Recorded data
━━━
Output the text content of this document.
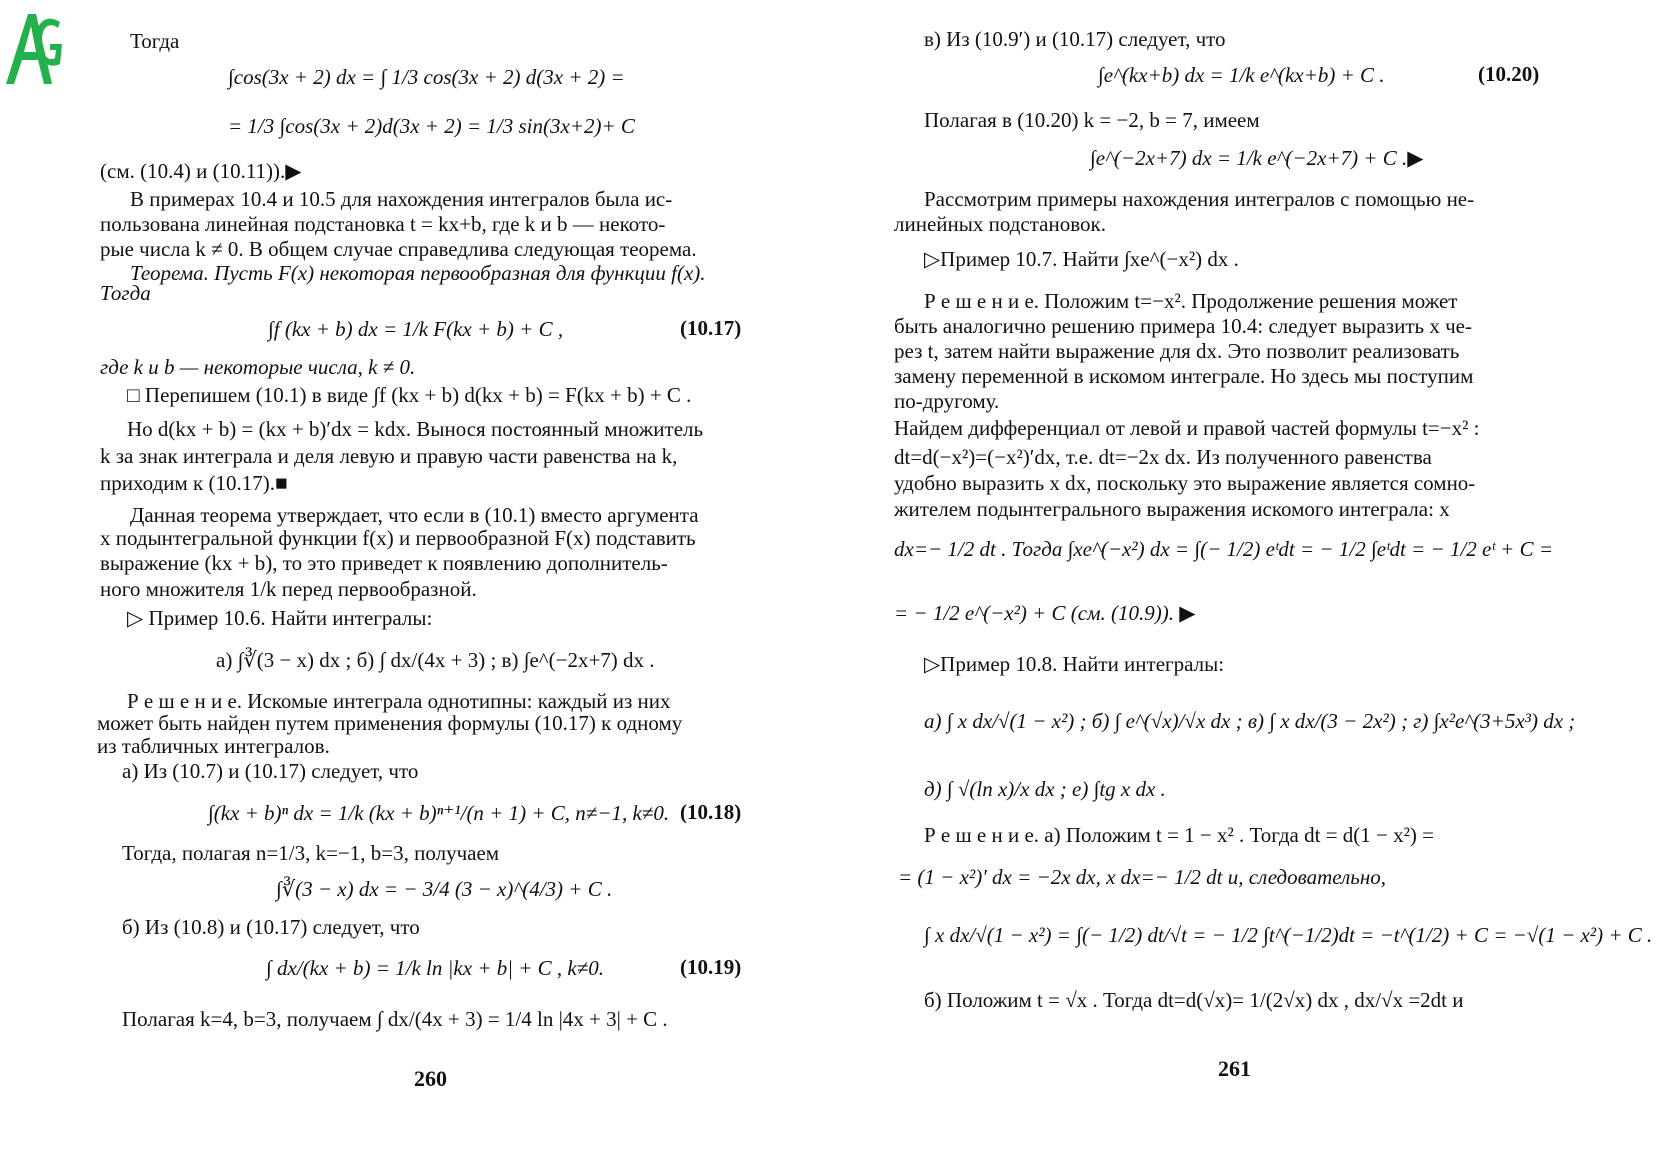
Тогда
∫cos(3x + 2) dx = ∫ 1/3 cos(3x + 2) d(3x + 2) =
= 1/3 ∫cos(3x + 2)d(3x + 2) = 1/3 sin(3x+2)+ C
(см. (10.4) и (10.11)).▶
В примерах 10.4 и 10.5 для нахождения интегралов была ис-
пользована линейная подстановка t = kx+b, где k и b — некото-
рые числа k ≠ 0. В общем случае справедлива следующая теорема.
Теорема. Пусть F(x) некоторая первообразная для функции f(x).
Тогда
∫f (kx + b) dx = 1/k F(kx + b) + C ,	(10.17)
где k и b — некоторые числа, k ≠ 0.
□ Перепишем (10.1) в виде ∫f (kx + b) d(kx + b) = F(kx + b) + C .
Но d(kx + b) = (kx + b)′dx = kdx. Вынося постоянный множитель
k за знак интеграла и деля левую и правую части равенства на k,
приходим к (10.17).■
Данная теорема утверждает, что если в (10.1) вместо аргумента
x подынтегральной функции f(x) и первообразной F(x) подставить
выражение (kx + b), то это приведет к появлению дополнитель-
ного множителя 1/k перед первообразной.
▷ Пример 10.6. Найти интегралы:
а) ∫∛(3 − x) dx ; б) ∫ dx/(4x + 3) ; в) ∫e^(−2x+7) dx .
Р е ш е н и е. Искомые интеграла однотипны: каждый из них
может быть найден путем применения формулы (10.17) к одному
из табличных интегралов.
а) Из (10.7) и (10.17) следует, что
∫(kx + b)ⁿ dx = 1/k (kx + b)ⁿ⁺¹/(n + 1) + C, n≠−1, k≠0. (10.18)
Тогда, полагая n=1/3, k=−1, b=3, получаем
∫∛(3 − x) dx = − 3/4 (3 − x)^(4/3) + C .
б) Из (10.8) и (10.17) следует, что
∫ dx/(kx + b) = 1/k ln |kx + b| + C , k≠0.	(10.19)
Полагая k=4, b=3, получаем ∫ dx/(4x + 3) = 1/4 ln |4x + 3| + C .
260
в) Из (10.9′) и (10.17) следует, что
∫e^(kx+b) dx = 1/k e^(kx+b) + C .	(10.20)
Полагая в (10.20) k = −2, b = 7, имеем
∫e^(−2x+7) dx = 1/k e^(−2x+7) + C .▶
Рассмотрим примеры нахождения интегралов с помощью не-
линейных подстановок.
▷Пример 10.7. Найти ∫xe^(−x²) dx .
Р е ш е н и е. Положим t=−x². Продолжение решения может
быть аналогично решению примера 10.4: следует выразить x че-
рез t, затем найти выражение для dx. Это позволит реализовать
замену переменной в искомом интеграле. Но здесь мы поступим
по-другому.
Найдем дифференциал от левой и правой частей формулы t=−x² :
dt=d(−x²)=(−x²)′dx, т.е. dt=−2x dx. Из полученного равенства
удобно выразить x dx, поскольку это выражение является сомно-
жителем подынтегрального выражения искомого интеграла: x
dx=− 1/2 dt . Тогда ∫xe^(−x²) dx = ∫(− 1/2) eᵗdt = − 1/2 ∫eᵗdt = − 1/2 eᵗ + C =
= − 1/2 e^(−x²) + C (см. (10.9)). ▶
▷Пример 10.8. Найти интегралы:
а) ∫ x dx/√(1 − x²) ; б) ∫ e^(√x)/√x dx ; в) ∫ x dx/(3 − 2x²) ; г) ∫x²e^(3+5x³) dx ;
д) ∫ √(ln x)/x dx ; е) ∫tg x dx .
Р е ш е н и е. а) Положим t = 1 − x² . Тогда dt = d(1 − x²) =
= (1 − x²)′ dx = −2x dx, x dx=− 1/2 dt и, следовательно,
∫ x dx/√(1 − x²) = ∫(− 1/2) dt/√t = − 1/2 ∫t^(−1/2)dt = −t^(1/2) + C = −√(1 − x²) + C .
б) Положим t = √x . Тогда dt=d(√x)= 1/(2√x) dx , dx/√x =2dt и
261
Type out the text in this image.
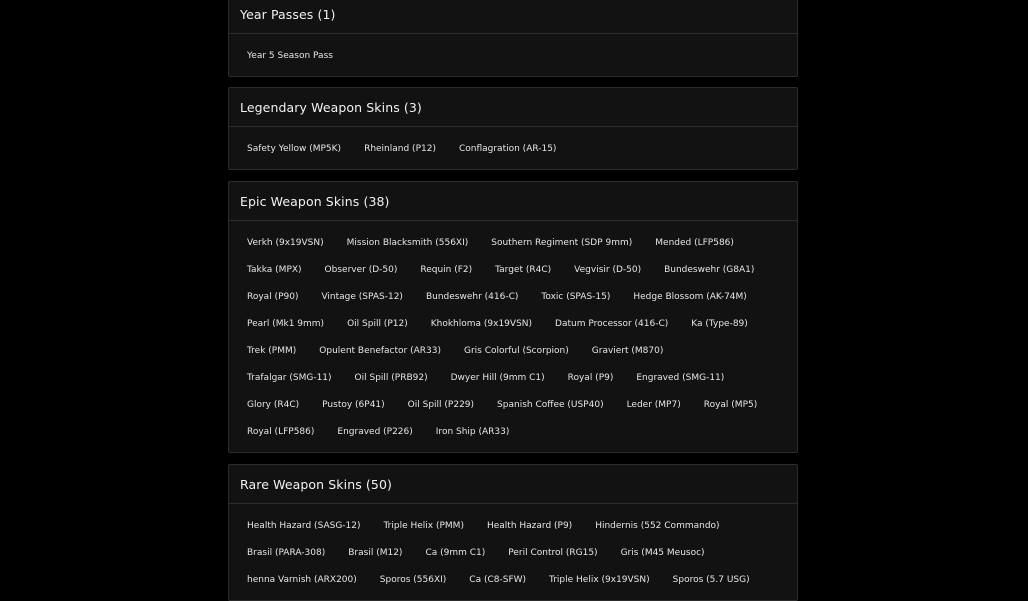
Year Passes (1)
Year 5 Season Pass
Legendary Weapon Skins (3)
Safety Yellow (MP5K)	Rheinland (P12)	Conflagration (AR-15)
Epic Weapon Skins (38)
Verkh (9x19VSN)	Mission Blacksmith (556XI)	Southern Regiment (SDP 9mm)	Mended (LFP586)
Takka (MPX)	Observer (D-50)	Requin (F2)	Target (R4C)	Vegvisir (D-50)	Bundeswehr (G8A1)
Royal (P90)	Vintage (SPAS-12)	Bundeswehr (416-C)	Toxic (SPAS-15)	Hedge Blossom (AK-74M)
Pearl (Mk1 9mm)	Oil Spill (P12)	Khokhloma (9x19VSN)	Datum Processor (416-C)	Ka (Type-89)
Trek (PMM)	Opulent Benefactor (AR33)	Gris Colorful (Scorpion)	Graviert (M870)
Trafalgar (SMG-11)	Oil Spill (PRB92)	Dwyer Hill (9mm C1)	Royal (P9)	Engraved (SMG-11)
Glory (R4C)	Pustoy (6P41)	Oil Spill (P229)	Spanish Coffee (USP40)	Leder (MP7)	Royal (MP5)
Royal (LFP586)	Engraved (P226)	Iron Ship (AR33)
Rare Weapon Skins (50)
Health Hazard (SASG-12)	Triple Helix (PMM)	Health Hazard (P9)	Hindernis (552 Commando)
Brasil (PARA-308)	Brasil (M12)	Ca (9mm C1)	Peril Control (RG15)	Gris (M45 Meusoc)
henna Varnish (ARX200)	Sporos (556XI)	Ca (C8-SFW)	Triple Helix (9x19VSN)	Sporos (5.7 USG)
━━━
Going over the lines above, work out how many include "Engraved", then give only that number.

[Task output] 2